____ Source document
Wine in the Medoc, France. Wine tasting day.
On a swelteringly hot August day Bruce and I, accompanied by George, our Great Dane, left the cool refuge of our campsite under the tall seaside pines, and made our way to a wine festival at Lesparre.
We have been in France nearly nine years, we said, and we still don’t know anything about wine except that we like to drink it.
Lesparre is a fairly uninteresting little town situated in the central Medoc, north of Bordeaux. The countryside in generally flat and uneventful and there are no architectural features of any note. For many hundreds of years this area was accessible only for those travelling north out of Bordeaux, or by boat from Blaye, for the east of the Medoc is separated from the rest of France by the Gironde estuary and is cut off at its northernmost tip near the Pointe de Grave at Royan. To the west lies the Atlantic Ocean.
In the sixties a ferry service was installed from Blaye, and another from the Pointe de Grave started soon afterwards. This opened the area up and it is now a successful and accessible tourist location, boasting mile upon mile of golden beaches and some of Europe’s biggest dunes.
The elite holiday resort of Cap Ferret lies at the southernmost tip, and the coast meanders up through sweet-smelling pine forests, dotted with naturist beaches, fanned by the Atlantic and drenched in an unbroken sun.
The Medoc is essentially a plain which extends some 80kms (50 miles), yet despite its isolated position it has for centuries produced some of the best Bordeaux red wines. The grapes are grown especially along a strip of gravelly soil and the most famous wines are the Chateau Latour, the Chateau Mouton-Rothschild, also Chateau Lafitte and Chateau Margaux.
The word “chateau” has nothing to do with the building, for it can often be a simple farmhouse or even an ugly warehouse, with no resemblance at all to our romantic idea of a chateau. It is frequently an old monastery, or on the site of an old monastery or similar. This is because in medieval days monks tended the vines due to the need for wine during mass. It was not until fairly recently, during the early 1700s when bottles and corks started to be used, that wine could be kept for long periods. And with the keeping of it evolved the connoisseur.
________
____ Records shown
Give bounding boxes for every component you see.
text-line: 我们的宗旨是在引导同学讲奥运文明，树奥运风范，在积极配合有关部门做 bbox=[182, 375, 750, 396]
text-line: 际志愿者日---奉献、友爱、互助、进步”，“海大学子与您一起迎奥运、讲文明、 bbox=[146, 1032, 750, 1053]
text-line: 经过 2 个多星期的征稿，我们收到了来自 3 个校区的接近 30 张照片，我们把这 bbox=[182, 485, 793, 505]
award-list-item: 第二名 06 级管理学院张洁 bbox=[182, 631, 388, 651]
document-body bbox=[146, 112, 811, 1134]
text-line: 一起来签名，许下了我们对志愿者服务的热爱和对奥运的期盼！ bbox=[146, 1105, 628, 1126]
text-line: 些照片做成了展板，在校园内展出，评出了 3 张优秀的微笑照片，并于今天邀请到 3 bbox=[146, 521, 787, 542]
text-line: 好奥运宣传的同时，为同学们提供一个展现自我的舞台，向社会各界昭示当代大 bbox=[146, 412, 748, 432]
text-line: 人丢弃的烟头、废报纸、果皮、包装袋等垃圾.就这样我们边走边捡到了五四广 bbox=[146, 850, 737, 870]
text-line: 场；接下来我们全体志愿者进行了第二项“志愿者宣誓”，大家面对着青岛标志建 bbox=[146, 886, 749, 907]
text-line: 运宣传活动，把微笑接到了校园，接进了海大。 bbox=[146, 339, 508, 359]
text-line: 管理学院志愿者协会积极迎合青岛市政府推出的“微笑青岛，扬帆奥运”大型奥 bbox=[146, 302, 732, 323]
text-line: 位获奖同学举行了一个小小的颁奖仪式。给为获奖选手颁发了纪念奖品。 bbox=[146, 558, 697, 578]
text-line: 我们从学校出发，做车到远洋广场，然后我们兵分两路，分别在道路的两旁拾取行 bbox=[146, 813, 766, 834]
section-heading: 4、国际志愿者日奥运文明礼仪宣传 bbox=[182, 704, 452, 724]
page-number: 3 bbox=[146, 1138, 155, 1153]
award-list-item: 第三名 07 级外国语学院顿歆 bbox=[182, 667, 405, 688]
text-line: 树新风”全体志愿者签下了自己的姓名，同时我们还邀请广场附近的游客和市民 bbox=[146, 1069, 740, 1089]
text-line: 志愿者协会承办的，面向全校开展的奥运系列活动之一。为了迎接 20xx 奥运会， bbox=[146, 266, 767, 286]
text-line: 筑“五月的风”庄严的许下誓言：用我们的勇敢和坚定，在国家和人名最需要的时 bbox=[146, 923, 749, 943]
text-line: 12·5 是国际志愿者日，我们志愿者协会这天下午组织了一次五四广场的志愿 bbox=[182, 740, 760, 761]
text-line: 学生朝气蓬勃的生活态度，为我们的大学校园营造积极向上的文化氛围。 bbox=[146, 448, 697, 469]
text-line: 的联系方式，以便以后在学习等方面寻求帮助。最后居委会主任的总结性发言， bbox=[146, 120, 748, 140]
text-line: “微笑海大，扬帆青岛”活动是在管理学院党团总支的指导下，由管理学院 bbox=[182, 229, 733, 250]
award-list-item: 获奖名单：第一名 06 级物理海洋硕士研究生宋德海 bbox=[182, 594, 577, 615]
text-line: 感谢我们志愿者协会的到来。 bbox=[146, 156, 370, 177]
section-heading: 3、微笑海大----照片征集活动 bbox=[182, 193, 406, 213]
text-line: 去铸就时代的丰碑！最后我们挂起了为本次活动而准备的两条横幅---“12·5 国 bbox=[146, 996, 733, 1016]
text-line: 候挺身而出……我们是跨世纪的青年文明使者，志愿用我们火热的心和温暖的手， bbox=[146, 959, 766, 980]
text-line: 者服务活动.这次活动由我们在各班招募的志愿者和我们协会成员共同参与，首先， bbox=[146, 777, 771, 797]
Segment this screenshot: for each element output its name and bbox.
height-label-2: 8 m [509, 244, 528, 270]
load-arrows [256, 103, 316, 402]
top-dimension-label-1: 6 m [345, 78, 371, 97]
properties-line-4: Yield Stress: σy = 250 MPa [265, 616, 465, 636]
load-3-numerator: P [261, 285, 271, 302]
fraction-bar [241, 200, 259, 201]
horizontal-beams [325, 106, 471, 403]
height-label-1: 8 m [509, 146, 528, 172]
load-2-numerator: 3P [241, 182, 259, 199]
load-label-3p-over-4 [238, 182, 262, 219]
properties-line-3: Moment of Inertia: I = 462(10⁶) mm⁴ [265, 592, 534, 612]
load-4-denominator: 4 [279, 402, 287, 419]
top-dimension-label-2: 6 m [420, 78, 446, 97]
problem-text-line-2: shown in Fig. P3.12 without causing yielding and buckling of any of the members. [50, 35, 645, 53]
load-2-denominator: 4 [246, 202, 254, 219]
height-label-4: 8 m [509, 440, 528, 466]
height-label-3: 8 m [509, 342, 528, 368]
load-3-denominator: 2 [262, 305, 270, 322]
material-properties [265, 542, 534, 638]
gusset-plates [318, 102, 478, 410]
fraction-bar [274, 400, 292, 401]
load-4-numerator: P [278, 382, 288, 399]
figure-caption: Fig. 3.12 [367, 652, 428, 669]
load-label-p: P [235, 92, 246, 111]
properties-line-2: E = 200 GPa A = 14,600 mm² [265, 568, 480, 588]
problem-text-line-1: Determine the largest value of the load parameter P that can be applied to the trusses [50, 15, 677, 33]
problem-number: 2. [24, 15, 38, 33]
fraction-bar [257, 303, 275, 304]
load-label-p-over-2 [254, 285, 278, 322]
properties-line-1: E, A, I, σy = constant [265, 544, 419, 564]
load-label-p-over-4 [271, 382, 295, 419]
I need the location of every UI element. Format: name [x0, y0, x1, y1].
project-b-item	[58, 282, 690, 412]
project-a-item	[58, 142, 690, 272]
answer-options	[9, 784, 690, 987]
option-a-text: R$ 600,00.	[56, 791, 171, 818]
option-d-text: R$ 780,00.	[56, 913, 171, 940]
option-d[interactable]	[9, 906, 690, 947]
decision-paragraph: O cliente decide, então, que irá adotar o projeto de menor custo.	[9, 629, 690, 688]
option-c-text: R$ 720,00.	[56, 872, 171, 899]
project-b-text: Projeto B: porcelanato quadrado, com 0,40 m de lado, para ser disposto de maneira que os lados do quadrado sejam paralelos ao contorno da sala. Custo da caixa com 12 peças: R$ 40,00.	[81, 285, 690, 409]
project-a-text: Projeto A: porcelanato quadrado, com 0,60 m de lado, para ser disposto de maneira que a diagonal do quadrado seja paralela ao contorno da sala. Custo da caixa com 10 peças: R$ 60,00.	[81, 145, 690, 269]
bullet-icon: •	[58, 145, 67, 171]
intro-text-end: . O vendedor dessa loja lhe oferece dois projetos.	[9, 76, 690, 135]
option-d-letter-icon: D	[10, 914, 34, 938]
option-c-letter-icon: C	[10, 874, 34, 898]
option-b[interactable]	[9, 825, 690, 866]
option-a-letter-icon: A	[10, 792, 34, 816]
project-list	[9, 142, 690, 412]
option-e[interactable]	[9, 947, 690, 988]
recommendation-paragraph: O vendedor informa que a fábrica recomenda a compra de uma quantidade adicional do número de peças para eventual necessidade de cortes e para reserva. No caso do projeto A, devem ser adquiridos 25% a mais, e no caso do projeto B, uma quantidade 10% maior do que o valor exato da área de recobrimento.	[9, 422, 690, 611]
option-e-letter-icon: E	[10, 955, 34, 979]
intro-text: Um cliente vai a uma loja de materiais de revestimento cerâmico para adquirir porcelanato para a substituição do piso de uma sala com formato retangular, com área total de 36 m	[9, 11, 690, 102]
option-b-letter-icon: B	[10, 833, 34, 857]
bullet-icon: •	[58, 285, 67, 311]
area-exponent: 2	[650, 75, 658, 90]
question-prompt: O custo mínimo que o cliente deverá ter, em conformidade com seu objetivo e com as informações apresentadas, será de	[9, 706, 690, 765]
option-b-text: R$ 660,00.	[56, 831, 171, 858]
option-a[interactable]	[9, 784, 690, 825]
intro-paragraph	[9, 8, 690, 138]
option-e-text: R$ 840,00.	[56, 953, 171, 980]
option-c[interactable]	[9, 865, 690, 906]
________
Things to do ::
a. Answer these questions from the account of the Medoc wine festival day above, one answer per line, marked the same way:
(i) How long had the writer and Bruce been in France?
(ii) When was a ferry service from Blaye installed?
(iii) When did bottles and corks start to be used?
b. Translate this sentence from the Medoc account into Spanish: "The Medoc is essentially a plain which extends some 80kms (50 miles), yet despite its isolated position it has for centuries produced some of the best Bordeaux red wines."
c. Pick up the account of the Medoc wine festival day after its final sentence and keep writing it.

Expected results ::
a.
(i) Nearly nine years.
(ii) In the sixties.
(iii) During the early 1700s.

b. El Médoc es esencialmente una llanura que se extiende unos 80 km (50 millas), y sin embargo, a pesar de su posición aislada, ha producido durante siglos algunos de los mejores vinos tintos de Burdeos.

c.
The heat was such that we walked on the shady side of the street. George hung his head, uncomfortable in his black coat, and lolloped along beside us. There was almost nobody about and the grey stone buildings sweltered under the blasting light. A few rows of limp flags hung across the streets and a dozen or so signs indicating that there was a wine festival on stood propped at the side of the pavement. Even the usually essential (and undeniably dreadful) voice on the loudspeaker was missing…it was so hot that this crucial aspect of French festivity had gone off for a doze.
The stands lined either side of the little Place du Marche, the wine growers talking quietly among themselves, a couple of dogs stretching in the shade, Lesparre church standing imposingly at the far end. A handful of hot spectators commented on the size of George and asked if it was okay to touch him; a few tasted the wine.
The first stand was the Chateau Hourbanon which boasted thirteen hectares of prime vine country just south of the town. The grapes, the sign told us, are carefully picked, still done by hand during the vendange, from fine old plants and then transformed into wine in the good old way in oak caskets in dark cellars.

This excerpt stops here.